[Records about charts and figures]
# # # # #

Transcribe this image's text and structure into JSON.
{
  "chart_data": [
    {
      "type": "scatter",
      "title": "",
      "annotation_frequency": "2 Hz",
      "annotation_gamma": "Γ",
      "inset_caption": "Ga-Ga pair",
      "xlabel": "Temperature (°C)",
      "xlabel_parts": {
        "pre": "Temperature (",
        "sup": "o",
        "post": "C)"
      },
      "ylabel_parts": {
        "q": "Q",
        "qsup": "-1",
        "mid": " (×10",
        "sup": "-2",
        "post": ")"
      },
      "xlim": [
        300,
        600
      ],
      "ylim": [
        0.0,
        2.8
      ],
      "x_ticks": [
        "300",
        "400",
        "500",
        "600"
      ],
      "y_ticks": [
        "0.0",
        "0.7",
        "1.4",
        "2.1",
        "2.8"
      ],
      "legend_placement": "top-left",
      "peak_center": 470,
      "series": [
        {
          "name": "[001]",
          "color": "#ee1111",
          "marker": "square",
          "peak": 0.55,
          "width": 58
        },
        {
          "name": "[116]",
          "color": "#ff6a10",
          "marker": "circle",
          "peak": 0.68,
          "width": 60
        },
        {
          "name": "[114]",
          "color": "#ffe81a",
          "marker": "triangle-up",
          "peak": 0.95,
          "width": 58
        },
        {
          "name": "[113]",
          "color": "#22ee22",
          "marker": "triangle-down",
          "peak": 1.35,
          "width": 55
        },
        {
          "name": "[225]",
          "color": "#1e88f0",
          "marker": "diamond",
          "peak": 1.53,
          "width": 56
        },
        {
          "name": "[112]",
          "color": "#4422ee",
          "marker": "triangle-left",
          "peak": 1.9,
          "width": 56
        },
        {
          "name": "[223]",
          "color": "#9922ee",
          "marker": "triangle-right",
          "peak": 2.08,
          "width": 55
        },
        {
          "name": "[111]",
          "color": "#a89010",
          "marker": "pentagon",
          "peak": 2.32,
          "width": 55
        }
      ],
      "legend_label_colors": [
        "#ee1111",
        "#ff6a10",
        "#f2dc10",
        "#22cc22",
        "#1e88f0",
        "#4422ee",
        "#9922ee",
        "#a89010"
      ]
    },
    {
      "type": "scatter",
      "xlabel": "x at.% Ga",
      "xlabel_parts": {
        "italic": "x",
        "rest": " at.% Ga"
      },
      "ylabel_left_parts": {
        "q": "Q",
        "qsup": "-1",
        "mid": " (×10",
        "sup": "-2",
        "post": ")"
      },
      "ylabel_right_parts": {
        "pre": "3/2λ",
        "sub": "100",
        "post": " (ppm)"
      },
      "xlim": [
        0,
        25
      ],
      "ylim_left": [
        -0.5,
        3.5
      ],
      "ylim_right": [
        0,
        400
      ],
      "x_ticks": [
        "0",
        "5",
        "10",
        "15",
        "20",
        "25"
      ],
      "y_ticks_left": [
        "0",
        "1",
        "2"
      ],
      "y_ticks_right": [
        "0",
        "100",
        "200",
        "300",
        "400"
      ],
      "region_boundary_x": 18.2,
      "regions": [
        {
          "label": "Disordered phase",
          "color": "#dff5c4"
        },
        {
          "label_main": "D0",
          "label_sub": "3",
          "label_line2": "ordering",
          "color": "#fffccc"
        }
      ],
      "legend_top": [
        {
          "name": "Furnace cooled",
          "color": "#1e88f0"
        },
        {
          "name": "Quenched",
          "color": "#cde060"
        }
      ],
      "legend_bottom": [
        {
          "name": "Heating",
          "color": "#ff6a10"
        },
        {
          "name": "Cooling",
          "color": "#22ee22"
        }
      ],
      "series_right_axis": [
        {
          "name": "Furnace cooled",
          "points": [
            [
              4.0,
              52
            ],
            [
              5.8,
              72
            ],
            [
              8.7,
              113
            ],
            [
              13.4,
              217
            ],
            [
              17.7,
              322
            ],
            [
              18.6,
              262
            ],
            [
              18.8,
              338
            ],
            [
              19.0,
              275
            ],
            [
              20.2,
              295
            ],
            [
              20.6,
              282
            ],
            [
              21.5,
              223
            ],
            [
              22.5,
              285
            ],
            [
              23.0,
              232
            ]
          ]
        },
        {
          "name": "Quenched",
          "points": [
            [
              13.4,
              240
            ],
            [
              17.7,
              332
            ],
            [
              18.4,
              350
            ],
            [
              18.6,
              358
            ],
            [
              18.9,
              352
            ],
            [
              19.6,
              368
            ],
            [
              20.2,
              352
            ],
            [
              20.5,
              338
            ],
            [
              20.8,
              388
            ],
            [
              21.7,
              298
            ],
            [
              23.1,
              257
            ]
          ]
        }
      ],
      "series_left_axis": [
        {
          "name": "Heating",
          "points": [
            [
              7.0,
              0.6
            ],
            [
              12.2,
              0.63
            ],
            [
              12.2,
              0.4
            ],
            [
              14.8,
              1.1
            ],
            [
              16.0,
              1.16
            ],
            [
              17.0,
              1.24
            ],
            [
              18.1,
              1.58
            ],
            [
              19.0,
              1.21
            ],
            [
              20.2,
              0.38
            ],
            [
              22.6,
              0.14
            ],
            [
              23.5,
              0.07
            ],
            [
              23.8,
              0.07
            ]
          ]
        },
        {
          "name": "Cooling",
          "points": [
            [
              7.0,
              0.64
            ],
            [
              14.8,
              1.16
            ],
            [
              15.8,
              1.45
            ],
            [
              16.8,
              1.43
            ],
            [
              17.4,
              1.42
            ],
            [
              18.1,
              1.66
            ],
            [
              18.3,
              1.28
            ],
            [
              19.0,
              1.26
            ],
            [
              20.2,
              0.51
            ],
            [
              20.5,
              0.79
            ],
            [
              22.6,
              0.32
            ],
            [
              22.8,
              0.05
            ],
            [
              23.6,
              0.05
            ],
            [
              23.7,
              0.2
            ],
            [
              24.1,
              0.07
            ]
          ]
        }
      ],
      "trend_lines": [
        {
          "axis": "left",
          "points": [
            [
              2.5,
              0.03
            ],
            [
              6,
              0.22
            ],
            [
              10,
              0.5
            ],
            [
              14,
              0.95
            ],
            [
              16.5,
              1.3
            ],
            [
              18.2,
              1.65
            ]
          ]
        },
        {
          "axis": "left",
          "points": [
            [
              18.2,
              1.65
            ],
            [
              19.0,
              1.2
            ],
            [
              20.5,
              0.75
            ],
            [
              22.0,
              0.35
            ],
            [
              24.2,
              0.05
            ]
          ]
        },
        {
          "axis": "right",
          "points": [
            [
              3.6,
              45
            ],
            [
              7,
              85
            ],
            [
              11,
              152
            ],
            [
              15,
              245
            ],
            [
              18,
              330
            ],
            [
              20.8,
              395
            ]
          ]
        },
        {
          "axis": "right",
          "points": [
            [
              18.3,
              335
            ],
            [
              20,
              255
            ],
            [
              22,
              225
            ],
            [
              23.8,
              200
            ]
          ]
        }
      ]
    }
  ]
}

# # # # #

Challenge
Transcribe all the entries, keeping each one exactly as it is.

Solution for this task
Transcribe this image's text and structure into JSON.
{
  "chart_data": [
    {
      "type": "scatter",
      "title": "",
      "annotation_frequency": "2 Hz",
      "annotation_gamma": "Γ",
      "inset_caption": "Ga-Ga pair",
      "xlabel": "Temperature (°C)",
      "xlabel_parts": {
        "pre": "Temperature (",
        "sup": "o",
        "post": "C)"
      },
      "ylabel_parts": {
        "q": "Q",
        "qsup": "-1",
        "mid": " (×10",
        "sup": "-2",
        "post": ")"
      },
      "xlim": [
        300,
        600
      ],
      "ylim": [
        0.0,
        2.8
      ],
      "x_ticks": [
        "300",
        "400",
        "500",
        "600"
      ],
      "y_ticks": [
        "0.0",
        "0.7",
        "1.4",
        "2.1",
        "2.8"
      ],
      "legend_placement": "top-left",
      "peak_center": 470,
      "series": [
        {
          "name": "[001]",
          "color": "#ee1111",
          "marker": "square",
          "peak": 0.55,
          "width": 58
        },
        {
          "name": "[116]",
          "color": "#ff6a10",
          "marker": "circle",
          "peak": 0.68,
          "width": 60
        },
        {
          "name": "[114]",
          "color": "#ffe81a",
          "marker": "triangle-up",
          "peak": 0.95,
          "width": 58
        },
        {
          "name": "[113]",
          "color": "#22ee22",
          "marker": "triangle-down",
          "peak": 1.35,
          "width": 55
        },
        {
          "name": "[225]",
          "color": "#1e88f0",
          "marker": "diamond",
          "peak": 1.53,
          "width": 56
        },
        {
          "name": "[112]",
          "color": "#4422ee",
          "marker": "triangle-left",
          "peak": 1.9,
          "width": 56
        },
        {
          "name": "[223]",
          "color": "#9922ee",
          "marker": "triangle-right",
          "peak": 2.08,
          "width": 55
        },
        {
          "name": "[111]",
          "color": "#a89010",
          "marker": "pentagon",
          "peak": 2.32,
          "width": 55
        }
      ],
      "legend_label_colors": [
        "#ee1111",
        "#ff6a10",
        "#f2dc10",
        "#22cc22",
        "#1e88f0",
        "#4422ee",
        "#9922ee",
        "#a89010"
      ]
    },
    {
      "type": "scatter",
      "xlabel": "x at.% Ga",
      "xlabel_parts": {
        "italic": "x",
        "rest": " at.% Ga"
      },
      "ylabel_left_parts": {
        "q": "Q",
        "qsup": "-1",
        "mid": " (×10",
        "sup": "-2",
        "post": ")"
      },
      "ylabel_right_parts": {
        "pre": "3/2λ",
        "sub": "100",
        "post": " (ppm)"
      },
      "xlim": [
        0,
        25
      ],
      "ylim_left": [
        -0.5,
        3.5
      ],
      "ylim_right": [
        0,
        400
      ],
      "x_ticks": [
        "0",
        "5",
        "10",
        "15",
        "20",
        "25"
      ],
      "y_ticks_left": [
        "0",
        "1",
        "2"
      ],
      "y_ticks_right": [
        "0",
        "100",
        "200",
        "300",
        "400"
      ],
      "region_boundary_x": 18.2,
      "regions": [
        {
          "label": "Disordered phase",
          "color": "#dff5c4"
        },
        {
          "label_main": "D0",
          "label_sub": "3",
          "label_line2": "ordering",
          "color": "#fffccc"
        }
      ],
      "legend_top": [
        {
          "name": "Furnace cooled",
          "color": "#1e88f0"
        },
        {
          "name": "Quenched",
          "color": "#cde060"
        }
      ],
      "legend_bottom": [
        {
          "name": "Heating",
          "color": "#ff6a10"
        },
        {
          "name": "Cooling",
          "color": "#22ee22"
        }
      ],
      "series_right_axis": [
        {
          "name": "Furnace cooled",
          "points": [
            [
              4.0,
              52
            ],
            [
              5.8,
              72
            ],
            [
              8.7,
              113
            ],
            [
              13.4,
              217
            ],
            [
              17.7,
              322
            ],
            [
              18.6,
              262
            ],
            [
              18.8,
              338
            ],
            [
              19.0,
              275
            ],
            [
              20.2,
              295
            ],
            [
              20.6,
              282
            ],
            [
              21.5,
              223
            ],
            [
              22.5,
              285
            ],
            [
              23.0,
              232
            ]
          ]
        },
        {
          "name": "Quenched",
          "points": [
            [
              13.4,
              240
            ],
            [
              17.7,
              332
            ],
            [
              18.4,
              350
            ],
            [
              18.6,
              358
            ],
            [
              18.9,
              352
            ],
            [
              19.6,
              368
            ],
            [
              20.2,
              352
            ],
            [
              20.5,
              338
            ],
            [
              20.8,
              388
            ],
            [
              21.7,
              298
            ],
            [
              23.1,
              257
            ]
          ]
        }
      ],
      "series_left_axis": [
        {
          "name": "Heating",
          "points": [
            [
              7.0,
              0.6
            ],
            [
              12.2,
              0.63
            ],
            [
              12.2,
              0.4
            ],
            [
              14.8,
              1.1
            ],
            [
              16.0,
              1.16
            ],
            [
              17.0,
              1.24
            ],
            [
              18.1,
              1.58
            ],
            [
              19.0,
              1.21
            ],
            [
              20.2,
              0.38
            ],
            [
              22.6,
              0.14
            ],
            [
              23.5,
              0.07
            ],
            [
              23.8,
              0.07
            ]
          ]
        },
        {
          "name": "Cooling",
          "points": [
            [
              7.0,
              0.64
            ],
            [
              14.8,
              1.16
            ],
            [
              15.8,
              1.45
            ],
            [
              16.8,
              1.43
            ],
            [
              17.4,
              1.42
            ],
            [
              18.1,
              1.66
            ],
            [
              18.3,
              1.28
            ],
            [
              19.0,
              1.26
            ],
            [
              20.2,
              0.51
            ],
            [
              20.5,
              0.79
            ],
            [
              22.6,
              0.32
            ],
            [
              22.8,
              0.05
            ],
            [
              23.6,
              0.05
            ],
            [
              23.7,
              0.2
            ],
            [
              24.1,
              0.07
            ]
          ]
        }
      ],
      "trend_lines": [
        {
          "axis": "left",
          "points": [
            [
              2.5,
              0.03
            ],
            [
              6,
              0.22
            ],
            [
              10,
              0.5
            ],
            [
              14,
              0.95
            ],
            [
              16.5,
              1.3
            ],
            [
              18.2,
              1.65
            ]
          ]
        },
        {
          "axis": "left",
          "points": [
            [
              18.2,
              1.65
            ],
            [
              19.0,
              1.2
            ],
            [
              20.5,
              0.75
            ],
            [
              22.0,
              0.35
            ],
            [
              24.2,
              0.05
            ]
          ]
        },
        {
          "axis": "right",
          "points": [
            [
              3.6,
              45
            ],
            [
              7,
              85
            ],
            [
              11,
              152
            ],
            [
              15,
              245
            ],
            [
              18,
              330
            ],
            [
              20.8,
              395
            ]
          ]
        },
        {
          "axis": "right",
          "points": [
            [
              18.3,
              335
            ],
            [
              20,
              255
            ],
            [
              22,
              225
            ],
            [
              23.8,
              200
            ]
          ]
        }
      ]
    }
  ]
}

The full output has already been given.